> **DATA**:
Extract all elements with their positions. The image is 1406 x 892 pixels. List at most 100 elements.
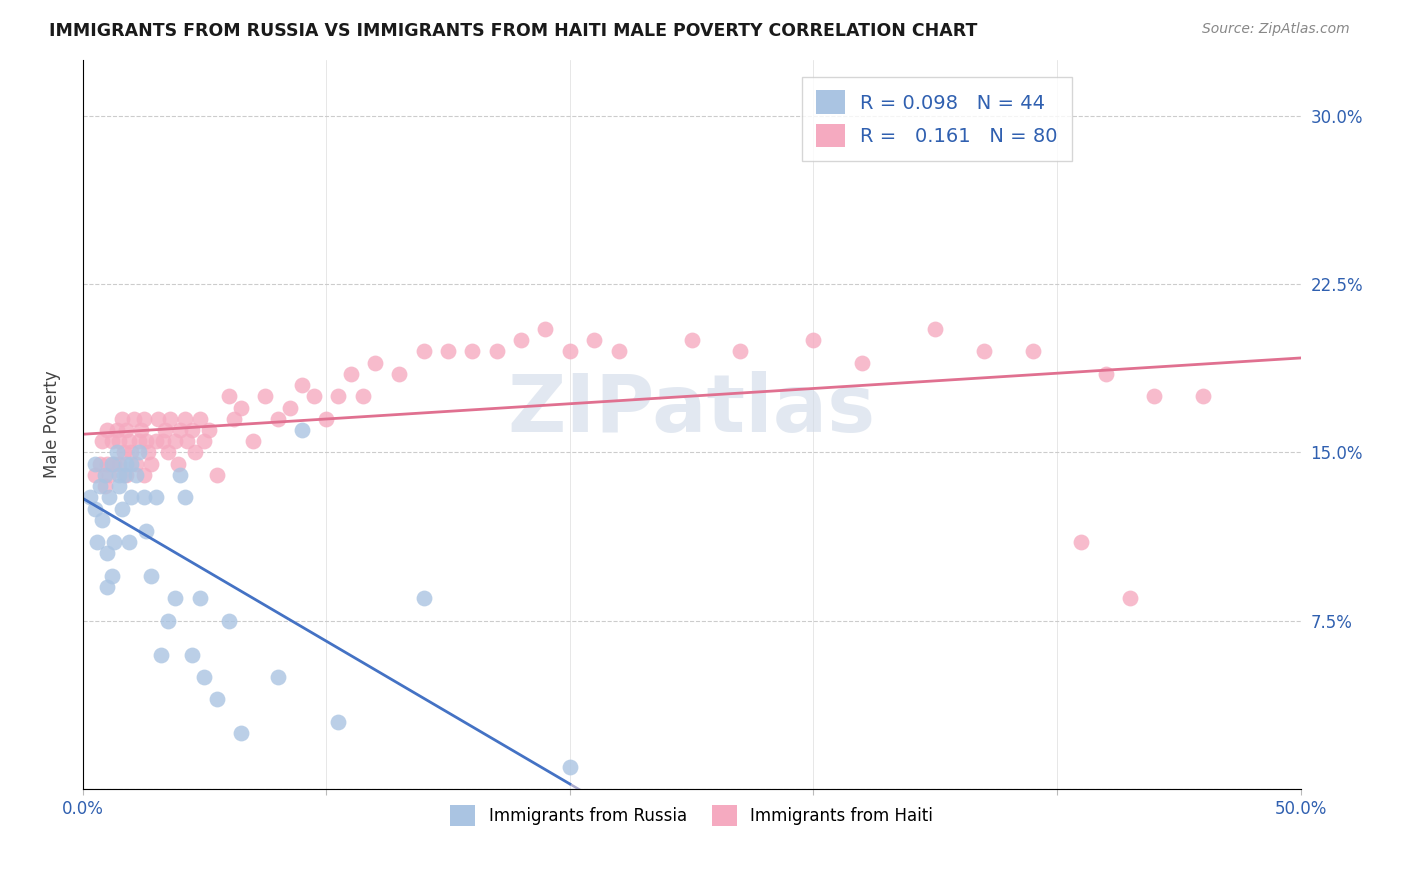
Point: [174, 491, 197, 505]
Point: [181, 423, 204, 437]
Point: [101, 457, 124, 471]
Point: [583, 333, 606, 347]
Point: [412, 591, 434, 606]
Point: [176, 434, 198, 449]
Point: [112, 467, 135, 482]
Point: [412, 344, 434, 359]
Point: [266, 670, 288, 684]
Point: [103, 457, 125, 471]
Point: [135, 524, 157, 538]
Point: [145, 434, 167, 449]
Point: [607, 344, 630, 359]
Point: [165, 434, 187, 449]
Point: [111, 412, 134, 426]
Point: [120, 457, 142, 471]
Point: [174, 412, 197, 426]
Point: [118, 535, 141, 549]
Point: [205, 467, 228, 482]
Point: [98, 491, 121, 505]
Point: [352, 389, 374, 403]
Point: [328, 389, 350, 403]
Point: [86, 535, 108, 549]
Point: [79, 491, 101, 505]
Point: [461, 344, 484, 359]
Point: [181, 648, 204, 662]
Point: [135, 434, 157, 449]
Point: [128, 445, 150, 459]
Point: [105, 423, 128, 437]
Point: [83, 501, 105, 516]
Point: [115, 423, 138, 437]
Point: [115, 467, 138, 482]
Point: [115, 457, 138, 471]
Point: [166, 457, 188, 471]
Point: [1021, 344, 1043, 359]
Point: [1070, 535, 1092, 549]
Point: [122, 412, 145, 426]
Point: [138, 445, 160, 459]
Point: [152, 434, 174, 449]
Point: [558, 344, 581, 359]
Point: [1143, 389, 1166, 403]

> **AIM OF THE TASK**: Quote the lines word for word, starting at the line that contains "Point: [174, 491, 197, 505]" and ending at the line that contains "Point: [105, 423, 128, 437]".

> **CORRECT RESPONSE**:
Point: [174, 491, 197, 505]
Point: [181, 423, 204, 437]
Point: [101, 457, 124, 471]
Point: [583, 333, 606, 347]
Point: [412, 591, 434, 606]
Point: [176, 434, 198, 449]
Point: [112, 467, 135, 482]
Point: [412, 344, 434, 359]
Point: [266, 670, 288, 684]
Point: [103, 457, 125, 471]
Point: [135, 524, 157, 538]
Point: [145, 434, 167, 449]
Point: [607, 344, 630, 359]
Point: [165, 434, 187, 449]
Point: [111, 412, 134, 426]
Point: [120, 457, 142, 471]
Point: [174, 412, 197, 426]
Point: [118, 535, 141, 549]
Point: [205, 467, 228, 482]
Point: [98, 491, 121, 505]
Point: [352, 389, 374, 403]
Point: [328, 389, 350, 403]
Point: [86, 535, 108, 549]
Point: [79, 491, 101, 505]
Point: [461, 344, 484, 359]
Point: [181, 648, 204, 662]
Point: [135, 434, 157, 449]
Point: [128, 445, 150, 459]
Point: [105, 423, 128, 437]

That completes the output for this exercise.